=== EXTRACTO DE DATOS ===

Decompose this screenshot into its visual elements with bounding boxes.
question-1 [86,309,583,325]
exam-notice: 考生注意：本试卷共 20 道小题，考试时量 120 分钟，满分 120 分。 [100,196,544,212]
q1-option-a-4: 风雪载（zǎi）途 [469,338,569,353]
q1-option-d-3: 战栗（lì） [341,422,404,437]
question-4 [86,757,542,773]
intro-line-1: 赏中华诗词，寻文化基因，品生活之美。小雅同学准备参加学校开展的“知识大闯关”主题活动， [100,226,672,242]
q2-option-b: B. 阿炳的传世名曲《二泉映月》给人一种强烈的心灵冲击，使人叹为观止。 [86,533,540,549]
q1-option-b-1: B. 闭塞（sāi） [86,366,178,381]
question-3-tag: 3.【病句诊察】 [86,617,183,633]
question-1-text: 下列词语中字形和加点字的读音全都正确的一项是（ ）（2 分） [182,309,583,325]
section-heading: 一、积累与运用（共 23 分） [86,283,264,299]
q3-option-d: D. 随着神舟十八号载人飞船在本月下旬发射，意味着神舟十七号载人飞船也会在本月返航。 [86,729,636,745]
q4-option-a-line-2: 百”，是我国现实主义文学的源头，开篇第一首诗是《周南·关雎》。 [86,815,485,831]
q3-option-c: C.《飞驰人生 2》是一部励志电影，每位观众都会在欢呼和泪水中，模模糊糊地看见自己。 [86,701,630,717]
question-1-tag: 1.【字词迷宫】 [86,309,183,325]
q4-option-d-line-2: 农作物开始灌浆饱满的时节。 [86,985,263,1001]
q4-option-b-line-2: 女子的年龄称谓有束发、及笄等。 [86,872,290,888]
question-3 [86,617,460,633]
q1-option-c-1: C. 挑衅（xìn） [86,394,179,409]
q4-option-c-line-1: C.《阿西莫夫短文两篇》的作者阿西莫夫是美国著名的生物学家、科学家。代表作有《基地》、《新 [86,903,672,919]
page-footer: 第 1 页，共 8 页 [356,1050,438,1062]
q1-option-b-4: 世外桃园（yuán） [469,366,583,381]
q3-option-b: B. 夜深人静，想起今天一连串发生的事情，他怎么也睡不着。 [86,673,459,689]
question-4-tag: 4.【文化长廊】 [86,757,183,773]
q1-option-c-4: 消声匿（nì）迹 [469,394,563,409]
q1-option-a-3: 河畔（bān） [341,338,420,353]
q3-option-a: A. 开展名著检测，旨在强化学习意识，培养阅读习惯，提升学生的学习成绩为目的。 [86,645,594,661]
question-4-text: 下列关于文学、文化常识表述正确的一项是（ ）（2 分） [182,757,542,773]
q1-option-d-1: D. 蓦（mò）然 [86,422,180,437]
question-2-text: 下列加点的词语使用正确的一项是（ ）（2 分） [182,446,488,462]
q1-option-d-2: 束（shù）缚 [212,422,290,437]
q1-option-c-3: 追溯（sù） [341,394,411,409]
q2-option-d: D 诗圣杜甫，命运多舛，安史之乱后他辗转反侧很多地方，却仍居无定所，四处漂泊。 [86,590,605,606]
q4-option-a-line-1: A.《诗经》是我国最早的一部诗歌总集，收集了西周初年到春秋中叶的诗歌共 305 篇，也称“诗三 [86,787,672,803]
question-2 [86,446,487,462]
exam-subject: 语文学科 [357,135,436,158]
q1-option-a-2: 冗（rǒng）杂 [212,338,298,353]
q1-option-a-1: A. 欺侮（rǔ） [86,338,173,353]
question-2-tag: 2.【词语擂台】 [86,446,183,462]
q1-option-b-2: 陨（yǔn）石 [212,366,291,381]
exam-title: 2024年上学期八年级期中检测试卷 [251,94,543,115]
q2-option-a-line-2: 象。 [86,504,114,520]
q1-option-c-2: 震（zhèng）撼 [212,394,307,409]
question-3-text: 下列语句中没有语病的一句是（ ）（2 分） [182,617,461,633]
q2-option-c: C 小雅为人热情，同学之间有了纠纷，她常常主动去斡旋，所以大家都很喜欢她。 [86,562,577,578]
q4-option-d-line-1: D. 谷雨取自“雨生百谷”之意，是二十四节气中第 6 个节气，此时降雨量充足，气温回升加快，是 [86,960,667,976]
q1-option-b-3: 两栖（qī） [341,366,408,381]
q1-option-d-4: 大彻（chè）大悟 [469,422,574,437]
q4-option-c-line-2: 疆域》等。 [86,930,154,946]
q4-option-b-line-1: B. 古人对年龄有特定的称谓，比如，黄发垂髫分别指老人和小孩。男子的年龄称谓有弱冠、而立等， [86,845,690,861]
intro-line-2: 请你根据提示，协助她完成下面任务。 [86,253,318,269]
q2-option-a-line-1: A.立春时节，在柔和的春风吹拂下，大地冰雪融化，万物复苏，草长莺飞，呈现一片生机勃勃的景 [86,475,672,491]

===

* **HAZ ESTO**: ¿Puedes volver a copiar sin ningún cambio todas las filas desde el comienzo hasta la que contiene "question-3-tag: 3.【病句诊察】 [86,617,183,633]", ambas incluidas?

* **RESPUESTA ESCRITA**:
Decompose this screenshot into its visual elements with bounding boxes.
question-1 [86,309,583,325]
exam-notice: 考生注意：本试卷共 20 道小题，考试时量 120 分钟，满分 120 分。 [100,196,544,212]
q1-option-a-4: 风雪载（zǎi）途 [469,338,569,353]
q1-option-d-3: 战栗（lì） [341,422,404,437]
question-4 [86,757,542,773]
intro-line-1: 赏中华诗词，寻文化基因，品生活之美。小雅同学准备参加学校开展的“知识大闯关”主题活动， [100,226,672,242]
q2-option-b: B. 阿炳的传世名曲《二泉映月》给人一种强烈的心灵冲击，使人叹为观止。 [86,533,540,549]
q1-option-b-1: B. 闭塞（sāi） [86,366,178,381]
question-3-tag: 3.【病句诊察】 [86,617,183,633]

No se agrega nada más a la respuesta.